● To be done
Gather up the lines with the word "Aslani" in them.

● Task material
+ + + + + + +

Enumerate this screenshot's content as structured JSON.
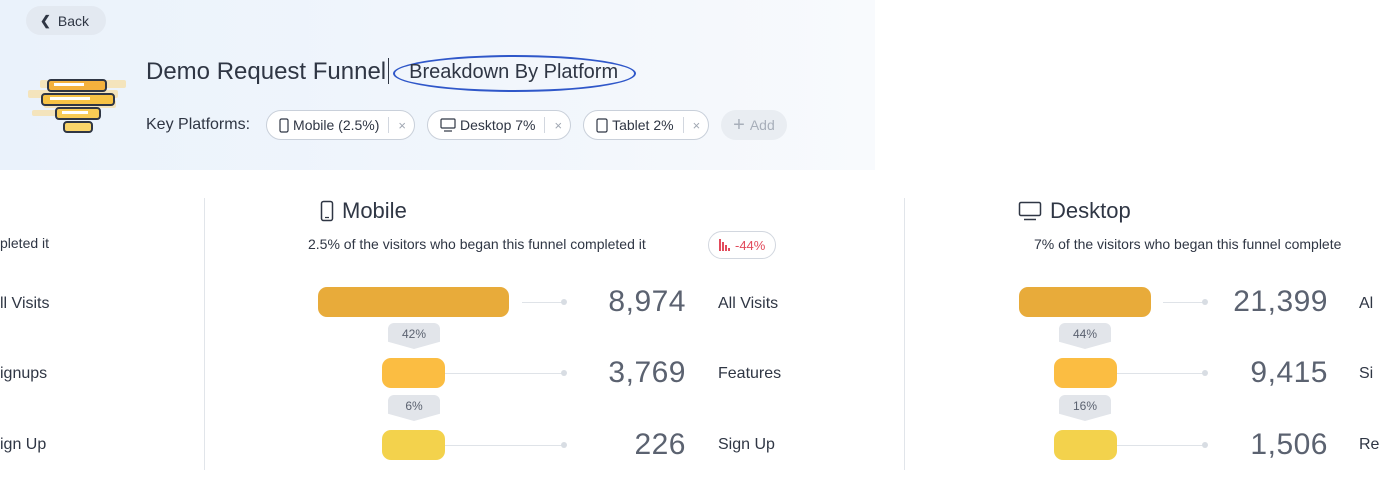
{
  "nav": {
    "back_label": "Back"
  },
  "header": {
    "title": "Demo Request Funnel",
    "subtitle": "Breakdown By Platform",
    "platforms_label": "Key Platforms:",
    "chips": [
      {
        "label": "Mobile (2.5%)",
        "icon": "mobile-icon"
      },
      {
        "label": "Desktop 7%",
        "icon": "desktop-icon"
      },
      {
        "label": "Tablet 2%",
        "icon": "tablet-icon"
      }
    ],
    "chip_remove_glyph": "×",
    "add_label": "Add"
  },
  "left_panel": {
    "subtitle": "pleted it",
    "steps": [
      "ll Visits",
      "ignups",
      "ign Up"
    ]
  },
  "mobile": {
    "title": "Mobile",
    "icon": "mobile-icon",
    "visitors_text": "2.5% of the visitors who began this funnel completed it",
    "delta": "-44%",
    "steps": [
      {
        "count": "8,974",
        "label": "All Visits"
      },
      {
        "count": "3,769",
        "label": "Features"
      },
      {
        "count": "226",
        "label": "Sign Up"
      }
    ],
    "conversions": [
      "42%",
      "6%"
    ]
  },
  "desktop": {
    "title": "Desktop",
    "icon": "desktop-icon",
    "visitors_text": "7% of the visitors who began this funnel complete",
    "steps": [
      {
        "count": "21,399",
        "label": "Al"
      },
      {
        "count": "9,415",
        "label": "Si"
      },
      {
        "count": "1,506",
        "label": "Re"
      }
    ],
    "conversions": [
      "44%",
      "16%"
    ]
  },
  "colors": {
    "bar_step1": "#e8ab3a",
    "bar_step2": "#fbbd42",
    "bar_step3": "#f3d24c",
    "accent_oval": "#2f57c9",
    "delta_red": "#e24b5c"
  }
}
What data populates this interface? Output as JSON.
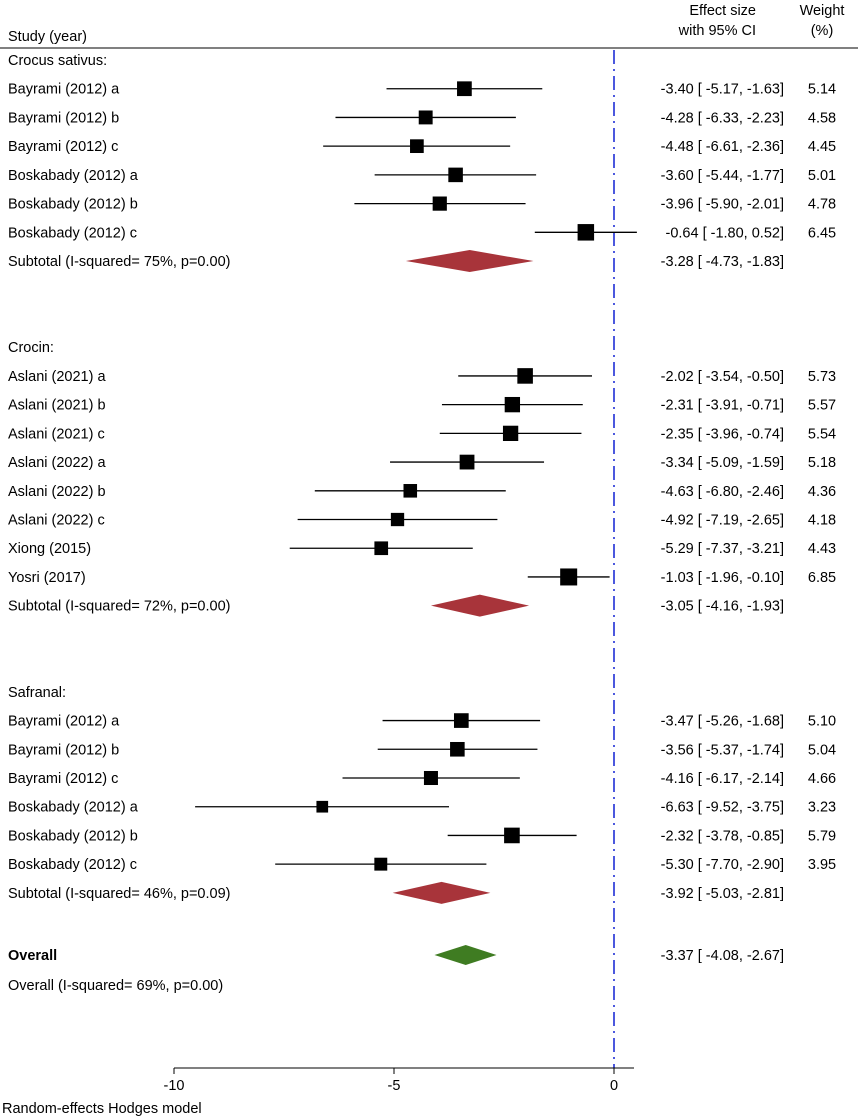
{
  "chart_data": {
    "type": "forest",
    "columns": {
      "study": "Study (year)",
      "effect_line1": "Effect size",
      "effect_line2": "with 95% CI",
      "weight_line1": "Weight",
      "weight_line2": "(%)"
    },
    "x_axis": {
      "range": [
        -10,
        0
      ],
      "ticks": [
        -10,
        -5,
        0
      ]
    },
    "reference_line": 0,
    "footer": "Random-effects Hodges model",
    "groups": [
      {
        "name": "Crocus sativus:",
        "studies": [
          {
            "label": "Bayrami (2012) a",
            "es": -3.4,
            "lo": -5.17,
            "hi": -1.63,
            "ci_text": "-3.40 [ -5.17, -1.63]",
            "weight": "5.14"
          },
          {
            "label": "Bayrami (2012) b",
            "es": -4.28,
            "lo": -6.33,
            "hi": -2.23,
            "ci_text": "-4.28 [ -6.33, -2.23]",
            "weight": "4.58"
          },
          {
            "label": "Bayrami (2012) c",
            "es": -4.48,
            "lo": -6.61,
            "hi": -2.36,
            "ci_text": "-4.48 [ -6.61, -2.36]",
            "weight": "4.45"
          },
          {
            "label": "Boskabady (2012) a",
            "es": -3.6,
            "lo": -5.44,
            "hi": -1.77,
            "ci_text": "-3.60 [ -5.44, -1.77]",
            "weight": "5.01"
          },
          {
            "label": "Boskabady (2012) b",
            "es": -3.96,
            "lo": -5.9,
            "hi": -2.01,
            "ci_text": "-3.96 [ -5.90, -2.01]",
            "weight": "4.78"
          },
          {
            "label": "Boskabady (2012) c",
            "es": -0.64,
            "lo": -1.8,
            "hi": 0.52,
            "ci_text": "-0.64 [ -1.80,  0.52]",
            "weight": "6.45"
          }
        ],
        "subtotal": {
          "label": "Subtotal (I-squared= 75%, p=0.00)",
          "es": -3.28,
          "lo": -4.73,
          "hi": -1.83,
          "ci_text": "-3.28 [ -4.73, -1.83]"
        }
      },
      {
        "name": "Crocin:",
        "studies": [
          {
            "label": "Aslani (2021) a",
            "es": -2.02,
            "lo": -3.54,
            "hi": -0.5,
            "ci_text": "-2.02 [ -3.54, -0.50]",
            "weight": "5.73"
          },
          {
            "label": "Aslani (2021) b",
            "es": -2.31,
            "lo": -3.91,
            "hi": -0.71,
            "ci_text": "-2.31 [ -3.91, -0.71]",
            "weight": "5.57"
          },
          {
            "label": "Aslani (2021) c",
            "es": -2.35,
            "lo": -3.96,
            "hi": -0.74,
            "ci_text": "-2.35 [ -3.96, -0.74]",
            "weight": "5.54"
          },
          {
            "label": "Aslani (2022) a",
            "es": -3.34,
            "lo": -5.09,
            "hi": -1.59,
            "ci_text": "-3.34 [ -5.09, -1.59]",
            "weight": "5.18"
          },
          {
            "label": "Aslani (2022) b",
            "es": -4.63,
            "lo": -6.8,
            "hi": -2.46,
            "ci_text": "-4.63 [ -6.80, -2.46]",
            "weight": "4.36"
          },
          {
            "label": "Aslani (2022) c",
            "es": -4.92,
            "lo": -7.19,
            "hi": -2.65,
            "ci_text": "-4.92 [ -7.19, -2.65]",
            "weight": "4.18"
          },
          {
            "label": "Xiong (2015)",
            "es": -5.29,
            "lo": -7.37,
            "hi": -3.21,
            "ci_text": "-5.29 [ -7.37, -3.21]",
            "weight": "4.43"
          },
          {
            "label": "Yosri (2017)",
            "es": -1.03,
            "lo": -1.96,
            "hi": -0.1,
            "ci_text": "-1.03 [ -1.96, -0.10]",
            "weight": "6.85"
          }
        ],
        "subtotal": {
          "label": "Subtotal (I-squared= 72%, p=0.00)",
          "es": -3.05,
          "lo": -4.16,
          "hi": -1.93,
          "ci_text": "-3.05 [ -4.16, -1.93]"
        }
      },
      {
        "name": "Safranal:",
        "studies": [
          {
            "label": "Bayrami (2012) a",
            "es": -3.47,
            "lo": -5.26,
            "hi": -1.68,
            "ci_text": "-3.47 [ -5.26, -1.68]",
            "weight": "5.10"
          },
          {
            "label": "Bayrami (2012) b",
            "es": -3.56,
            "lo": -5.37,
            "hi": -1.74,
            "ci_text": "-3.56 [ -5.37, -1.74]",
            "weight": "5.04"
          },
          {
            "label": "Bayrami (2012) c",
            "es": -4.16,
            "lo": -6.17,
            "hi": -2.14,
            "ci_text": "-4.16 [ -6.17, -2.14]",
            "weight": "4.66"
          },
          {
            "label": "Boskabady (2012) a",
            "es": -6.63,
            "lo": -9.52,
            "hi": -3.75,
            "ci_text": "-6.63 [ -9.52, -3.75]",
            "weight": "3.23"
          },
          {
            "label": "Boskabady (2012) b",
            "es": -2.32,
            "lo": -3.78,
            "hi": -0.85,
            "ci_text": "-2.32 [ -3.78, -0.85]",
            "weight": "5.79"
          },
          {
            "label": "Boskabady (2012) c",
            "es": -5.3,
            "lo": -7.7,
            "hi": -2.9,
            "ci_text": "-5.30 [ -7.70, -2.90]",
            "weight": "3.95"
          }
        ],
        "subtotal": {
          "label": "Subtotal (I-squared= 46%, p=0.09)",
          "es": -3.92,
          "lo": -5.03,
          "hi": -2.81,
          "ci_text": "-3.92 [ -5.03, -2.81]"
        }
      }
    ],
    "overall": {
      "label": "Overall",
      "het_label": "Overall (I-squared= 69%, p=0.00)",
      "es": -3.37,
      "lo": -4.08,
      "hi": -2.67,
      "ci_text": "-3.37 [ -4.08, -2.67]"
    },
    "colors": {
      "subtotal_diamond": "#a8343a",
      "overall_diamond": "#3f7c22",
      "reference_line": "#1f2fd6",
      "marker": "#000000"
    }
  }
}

+ + + + + + +

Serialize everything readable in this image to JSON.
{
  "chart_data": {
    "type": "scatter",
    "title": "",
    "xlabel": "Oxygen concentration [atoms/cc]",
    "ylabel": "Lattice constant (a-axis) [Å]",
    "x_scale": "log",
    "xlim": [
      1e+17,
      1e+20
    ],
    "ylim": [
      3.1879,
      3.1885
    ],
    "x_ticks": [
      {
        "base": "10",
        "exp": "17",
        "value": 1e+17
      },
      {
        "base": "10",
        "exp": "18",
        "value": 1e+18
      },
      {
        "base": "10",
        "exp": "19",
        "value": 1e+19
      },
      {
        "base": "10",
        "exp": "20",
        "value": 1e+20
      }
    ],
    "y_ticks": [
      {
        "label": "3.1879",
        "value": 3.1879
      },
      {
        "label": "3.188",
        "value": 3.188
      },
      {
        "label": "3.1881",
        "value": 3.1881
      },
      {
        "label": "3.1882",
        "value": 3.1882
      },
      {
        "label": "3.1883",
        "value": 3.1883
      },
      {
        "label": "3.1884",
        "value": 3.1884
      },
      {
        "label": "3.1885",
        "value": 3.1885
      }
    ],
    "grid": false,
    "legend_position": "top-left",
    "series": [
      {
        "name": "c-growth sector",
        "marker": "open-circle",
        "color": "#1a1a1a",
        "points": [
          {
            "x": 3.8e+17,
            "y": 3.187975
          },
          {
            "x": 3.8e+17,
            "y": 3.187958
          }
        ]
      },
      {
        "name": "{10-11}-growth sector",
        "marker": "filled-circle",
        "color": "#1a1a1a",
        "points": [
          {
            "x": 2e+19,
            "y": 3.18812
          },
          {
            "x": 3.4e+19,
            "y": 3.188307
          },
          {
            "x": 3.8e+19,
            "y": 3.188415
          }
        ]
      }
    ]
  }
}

+ + + + + + +

● Written reply
            "label": "Aslani (2021) a",
            "label": "Aslani (2021) b",
            "label": "Aslani (2021) c",
            "label": "Aslani (2022) a",
            "label": "Aslani (2022) b",
            "label": "Aslani (2022) c",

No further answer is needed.